■ **TASK INPUTS**
┌──

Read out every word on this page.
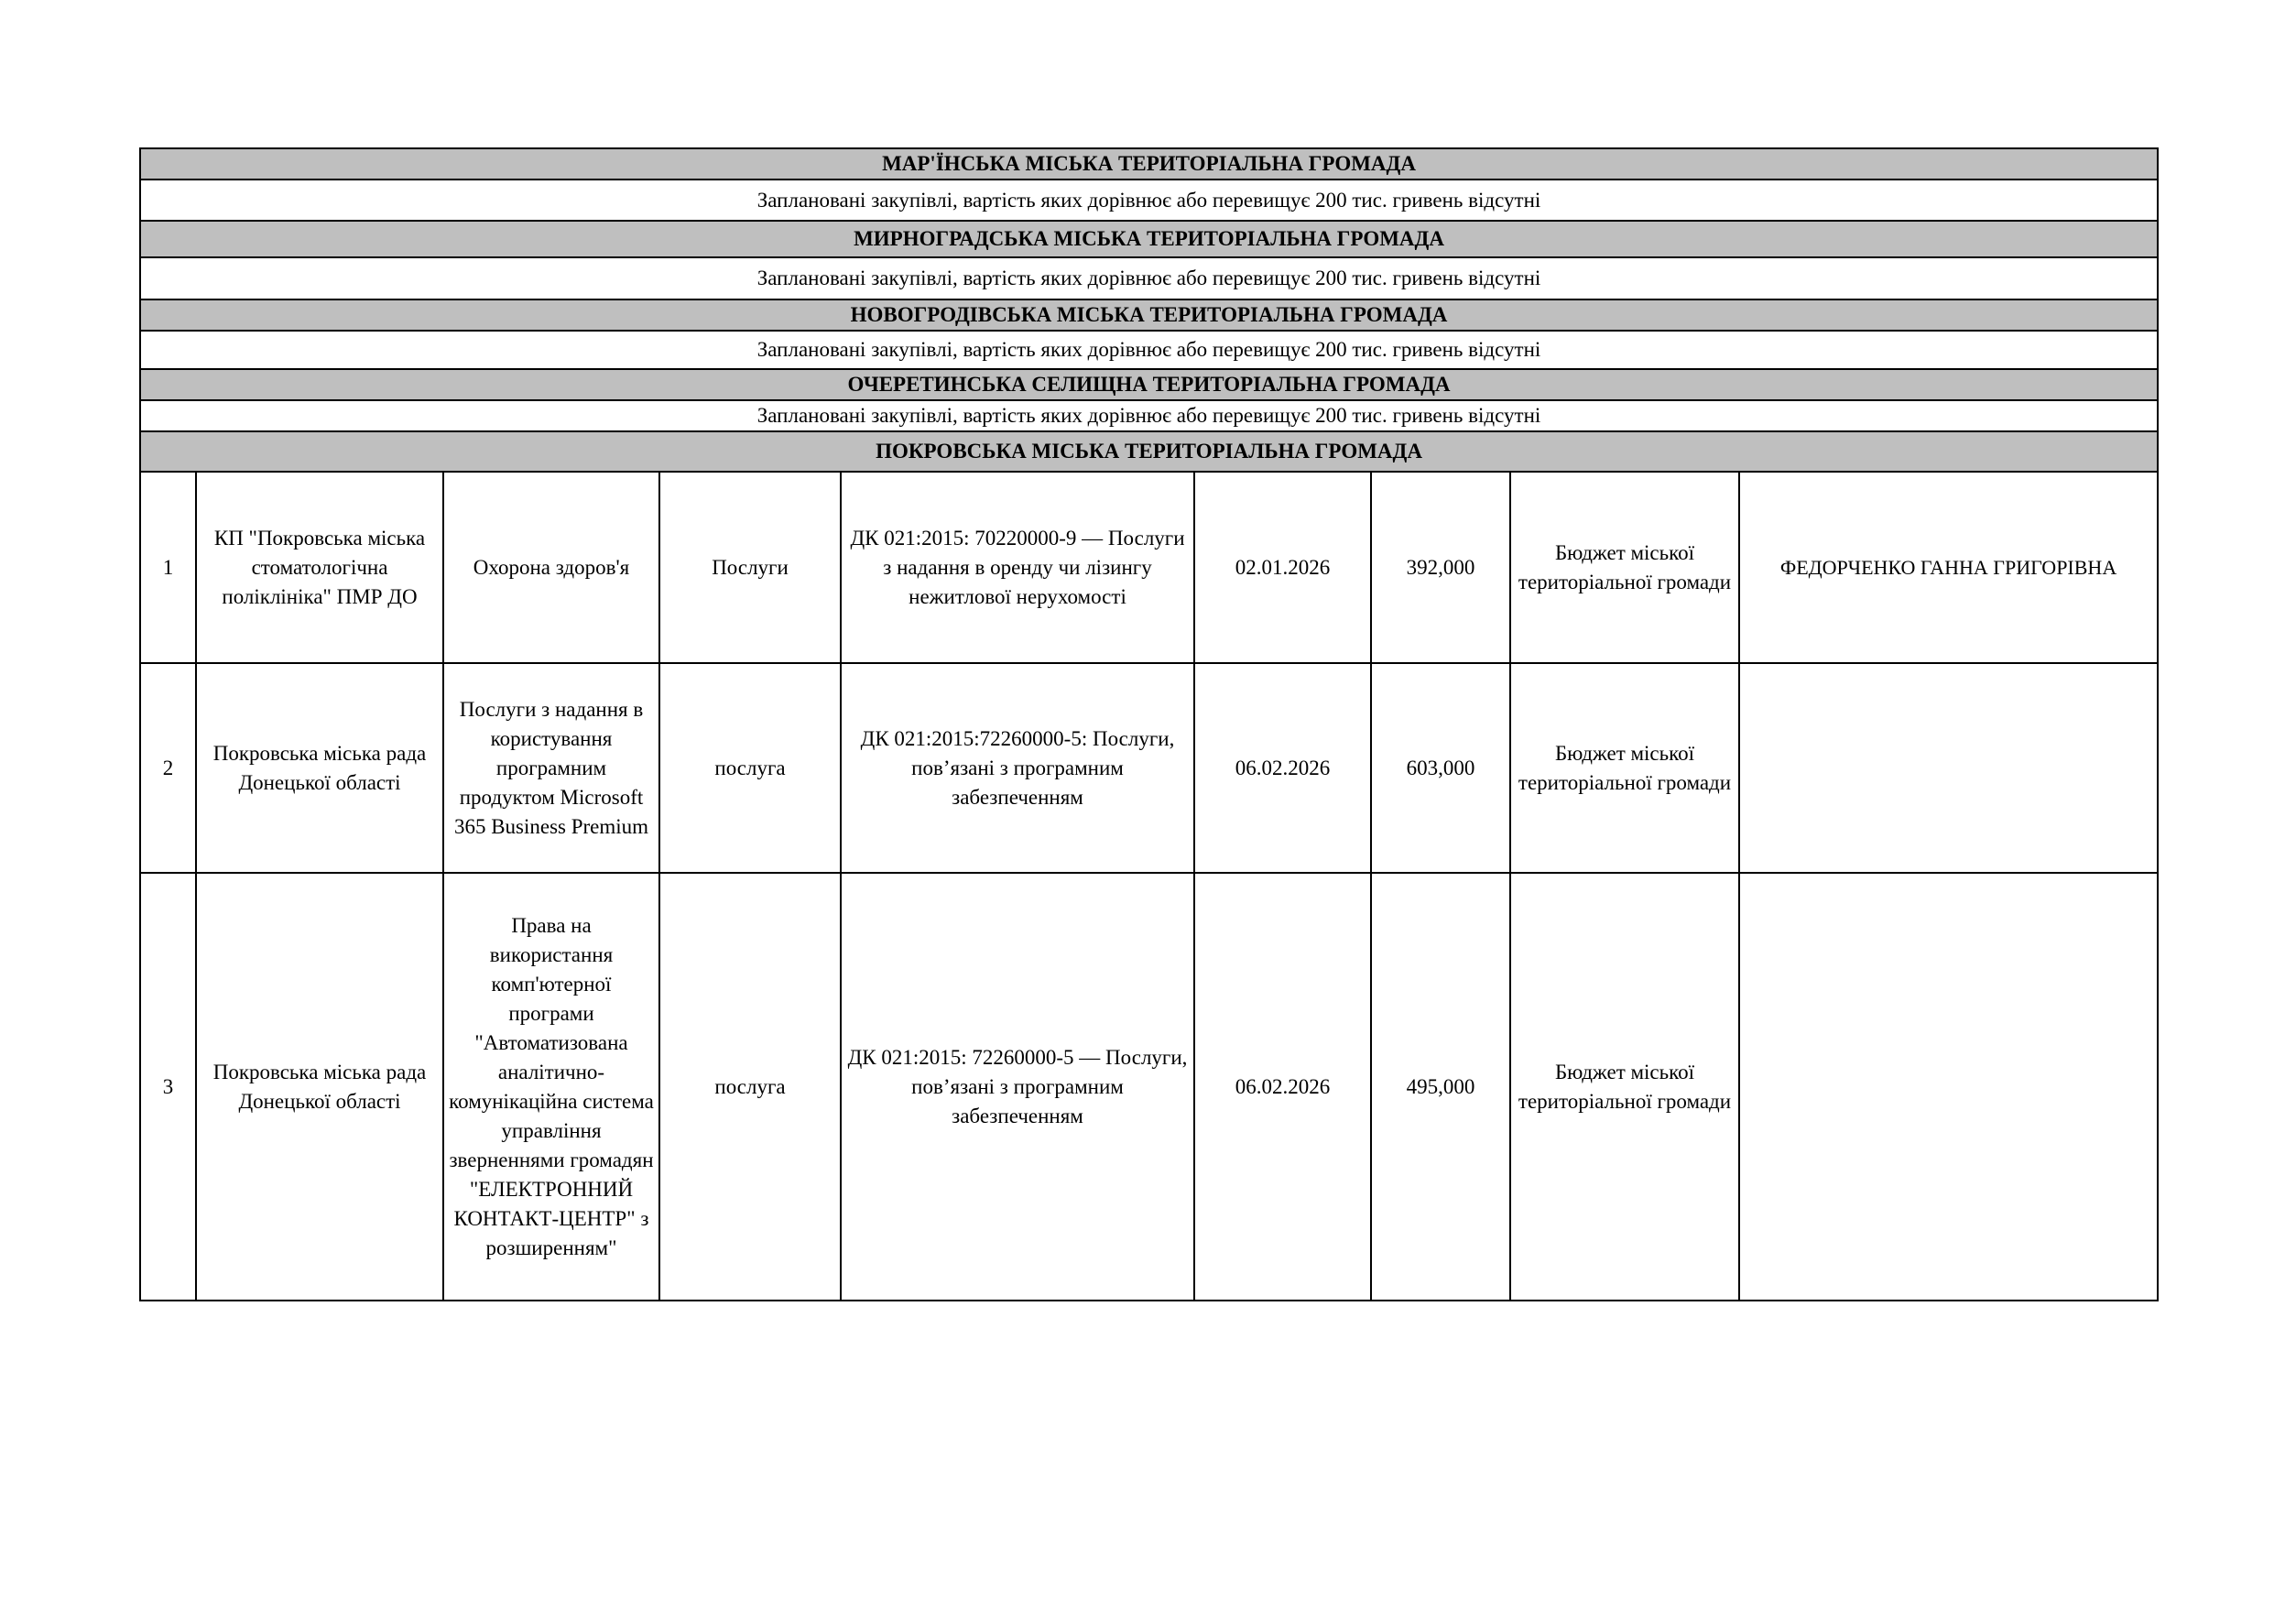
МАР'ЇНСЬКА МІСЬКА ТЕРИТОРІАЛЬНА ГРОМАДА								
Заплановані закупівлі, вартість яких дорівнює або перевищує 200 тис. гривень відсутні								
МИРНОГРАДСЬКА МІСЬКА ТЕРИТОРІАЛЬНА ГРОМАДА								
Заплановані закупівлі, вартість яких дорівнює або перевищує 200 тис. гривень відсутні								
НОВОГРОДІВСЬКА МІСЬКА ТЕРИТОРІАЛЬНА ГРОМАДА								
Заплановані закупівлі, вартість яких дорівнює або перевищує 200 тис. гривень відсутні								
ОЧЕРЕТИНСЬКА СЕЛИЩНА ТЕРИТОРІАЛЬНА ГРОМАДА								
Заплановані закупівлі, вартість яких дорівнює або перевищує 200 тис. гривень відсутні								
ПОКРОВСЬКА МІСЬКА ТЕРИТОРІАЛЬНА ГРОМАДА								
1	КП "Покровська міська стоматологічна поліклініка" ПМР ДО	Охорона здоров'я	Послуги	ДК 021:2015: 70220000-9 — Послуги з надання в оренду чи лізингу нежитлової нерухомості	02.01.2026	392,000	Бюджет міської територіальної громади	ФЕДОРЧЕНКО ГАННА ГРИГОРІВНА
2	Покровська міська рада Донецької області	Послуги з надання в користування програмним продуктом Microsoft 365 Business Premium	послуга	ДК 021:2015:72260000-5: Послуги, пов’язані з програмним забезпеченням	06.02.2026	603,000	Бюджет міської територіальної громади	
3	Покровська міська рада Донецької області	Права на використання комп'ютерної програми "Автоматизована аналітично-комунікаційна система управління зверненнями громадян "ЕЛЕКТРОННИЙ КОНТАКТ-ЦЕНТР" з розширенням"	послуга	ДК 021:2015: 72260000-5 — Послуги, пов’язані з програмним забезпеченням	06.02.2026	495,000	Бюджет міської територіальної громади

└──

■ **EXERCISE INSTRUCTIONS**
Gather, from the listing above, every line carrying the word "ТЕРИТОРІАЛЬНА".

■ **THE SOLUTION**
МАР'ЇНСЬКА МІСЬКА ТЕРИТОРІАЛЬНА ГРОМАДА								
МИРНОГРАДСЬКА МІСЬКА ТЕРИТОРІАЛЬНА ГРОМАДА								
НОВОГРОДІВСЬКА МІСЬКА ТЕРИТОРІАЛЬНА ГРОМАДА								
ОЧЕРЕТИНСЬКА СЕЛИЩНА ТЕРИТОРІАЛЬНА ГРОМАДА								
ПОКРОВСЬКА МІСЬКА ТЕРИТОРІАЛЬНА ГРОМАДА								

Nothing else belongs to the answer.